(What is required) Copy the rows below verbatim, from the line containing "y-tick-label: 0 bbox=[1227, 1260, 1243, 1291]" through the line containing "charts-canvas: 0 1000".
* START Material for this exercise *
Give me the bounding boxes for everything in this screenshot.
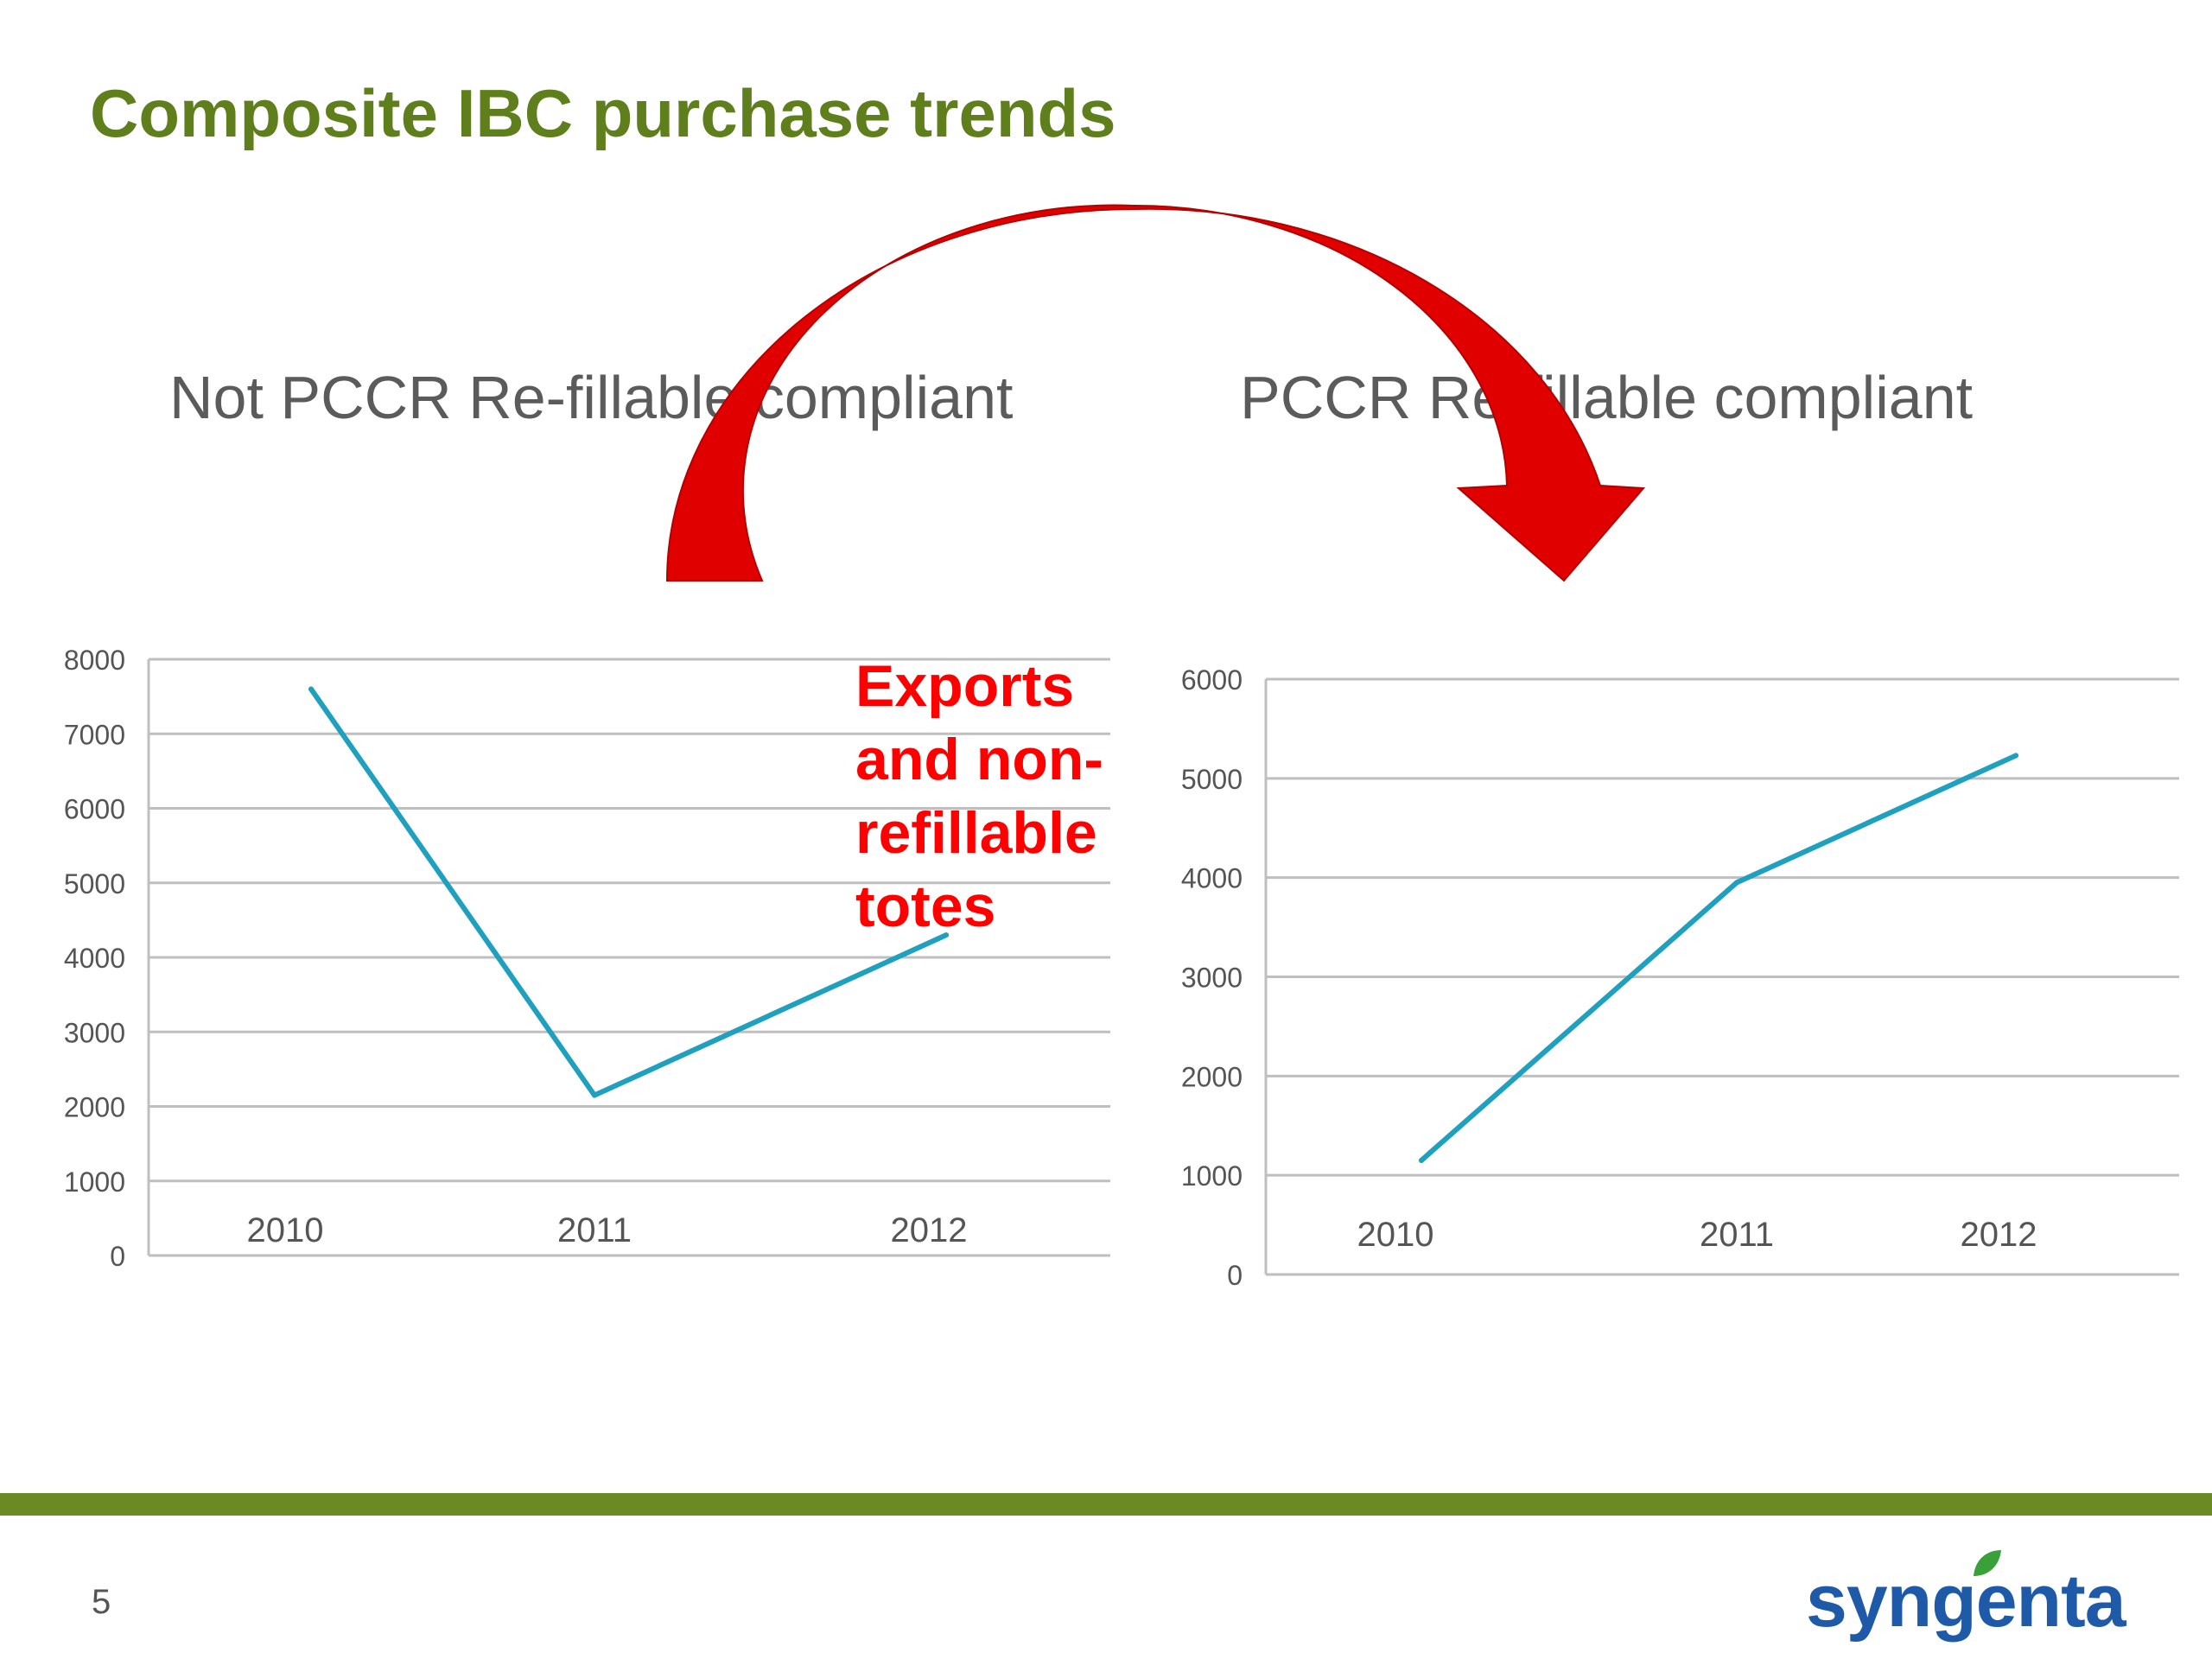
y-tick-label: 0 bbox=[1227, 1260, 1243, 1291]
callout-line: Exports bbox=[855, 653, 1075, 719]
y-tick-label: 8000 bbox=[64, 645, 125, 676]
callout-line: refillable bbox=[855, 800, 1097, 866]
callout-line: totes bbox=[855, 874, 996, 939]
series-line bbox=[1419, 753, 2018, 1163]
curved-arrow-icon bbox=[665, 204, 1646, 582]
x-tick-label: 2011 bbox=[1700, 1216, 1774, 1254]
y-tick-label: 3000 bbox=[1181, 963, 1243, 994]
chart-title-right: PCCR Re-fillable compliant bbox=[1240, 364, 1974, 431]
exports-callout: Exports and non- refillable totes bbox=[855, 650, 1141, 944]
chart-right: 0 1000 2000 3000 4000 5000 6000 2010 2011 2012 bbox=[1181, 664, 2179, 1291]
slide-title: Composite IBC purchase trends bbox=[90, 75, 1116, 151]
syngenta-logo: syngenta bbox=[1806, 1547, 2126, 1643]
x-tick-label: 2012 bbox=[891, 1211, 968, 1249]
y-tick-label: 5000 bbox=[64, 868, 125, 899]
y-tick-label: 1000 bbox=[1181, 1160, 1243, 1192]
data-point bbox=[2013, 753, 2018, 759]
y-tick-label: 2000 bbox=[64, 1092, 125, 1123]
x-tick-label: 2012 bbox=[1961, 1216, 2037, 1254]
x-tick-label: 2010 bbox=[247, 1211, 324, 1249]
y-tick-label: 0 bbox=[110, 1241, 125, 1272]
data-point bbox=[308, 686, 314, 692]
data-point bbox=[592, 1092, 597, 1098]
y-tick-label: 6000 bbox=[64, 794, 125, 825]
chart-left: 0 1000 2000 3000 4000 5000 6000 7000 8000 2010 201… bbox=[64, 645, 1110, 1272]
series-line bbox=[308, 686, 949, 1098]
data-point bbox=[944, 932, 949, 938]
data-point bbox=[1734, 880, 1739, 886]
y-tick-label: 4000 bbox=[64, 943, 125, 974]
leaf-icon bbox=[1974, 1550, 2001, 1576]
y-tick-label: 7000 bbox=[64, 719, 125, 750]
page-number: 5 bbox=[92, 1583, 111, 1621]
y-tick-label: 4000 bbox=[1181, 863, 1243, 894]
y-tick-label: 3000 bbox=[64, 1017, 125, 1048]
x-tick-label: 2010 bbox=[1357, 1216, 1434, 1254]
callout-line: and non- bbox=[855, 727, 1104, 792]
y-tick-label: 2000 bbox=[1181, 1061, 1243, 1092]
charts-canvas: 0 1000 2000 3000 4000 5000 6000 7000 8000 2010 201… bbox=[64, 204, 2179, 1291]
data-point bbox=[1419, 1157, 1424, 1163]
footer-bar bbox=[0, 1493, 2212, 1516]
chart-title-left: Not PCCR Re-fillable compliant bbox=[169, 364, 1014, 431]
logo-text: syngenta bbox=[1806, 1560, 2126, 1643]
y-tick-label: 1000 bbox=[64, 1166, 125, 1198]
x-tick-label: 2011 bbox=[557, 1211, 632, 1249]
y-tick-label: 5000 bbox=[1181, 764, 1243, 795]
y-tick-label: 6000 bbox=[1181, 664, 1243, 696]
* END Material for this exercise *
(Solution)
y-tick-label: 0 bbox=[1227, 1260, 1243, 1291]
callout-line: Exports bbox=[855, 653, 1075, 719]
y-tick-label: 8000 bbox=[64, 645, 125, 676]
callout-line: refillable bbox=[855, 800, 1097, 866]
callout-line: totes bbox=[855, 874, 996, 939]
series-line bbox=[1419, 753, 2018, 1163]
curved-arrow-icon bbox=[665, 204, 1646, 582]
x-tick-label: 2011 bbox=[1700, 1216, 1774, 1254]
y-tick-label: 3000 bbox=[1181, 963, 1243, 994]
chart-title-right: PCCR Re-fillable compliant bbox=[1240, 364, 1974, 431]
exports-callout: Exports and non- refillable totes bbox=[855, 650, 1141, 944]
chart-right: 0 1000 2000 3000 4000 5000 6000 2010 2011 2012 bbox=[1181, 664, 2179, 1291]
slide-title: Composite IBC purchase trends bbox=[90, 75, 1116, 151]
syngenta-logo: syngenta bbox=[1806, 1547, 2126, 1643]
x-tick-label: 2012 bbox=[891, 1211, 968, 1249]
y-tick-label: 5000 bbox=[64, 868, 125, 899]
y-tick-label: 1000 bbox=[1181, 1160, 1243, 1192]
data-point bbox=[2013, 753, 2018, 759]
y-tick-label: 2000 bbox=[64, 1092, 125, 1123]
x-tick-label: 2012 bbox=[1961, 1216, 2037, 1254]
x-tick-label: 2010 bbox=[247, 1211, 324, 1249]
y-tick-label: 0 bbox=[110, 1241, 125, 1272]
data-point bbox=[308, 686, 314, 692]
data-point bbox=[592, 1092, 597, 1098]
y-tick-label: 6000 bbox=[64, 794, 125, 825]
chart-left: 0 1000 2000 3000 4000 5000 6000 7000 8000 2010 201… bbox=[64, 645, 1110, 1272]
series-line bbox=[308, 686, 949, 1098]
data-point bbox=[944, 932, 949, 938]
data-point bbox=[1734, 880, 1739, 886]
y-tick-label: 4000 bbox=[64, 943, 125, 974]
leaf-icon bbox=[1974, 1550, 2001, 1576]
y-tick-label: 7000 bbox=[64, 719, 125, 750]
page-number: 5 bbox=[92, 1583, 111, 1621]
y-tick-label: 4000 bbox=[1181, 863, 1243, 894]
y-tick-label: 3000 bbox=[64, 1017, 125, 1048]
x-tick-label: 2010 bbox=[1357, 1216, 1434, 1254]
callout-line: and non- bbox=[855, 727, 1104, 792]
y-tick-label: 2000 bbox=[1181, 1061, 1243, 1092]
charts-canvas: 0 1000 2000 3000 4000 5000 6000 7000 8000 2010 201… bbox=[64, 204, 2179, 1291]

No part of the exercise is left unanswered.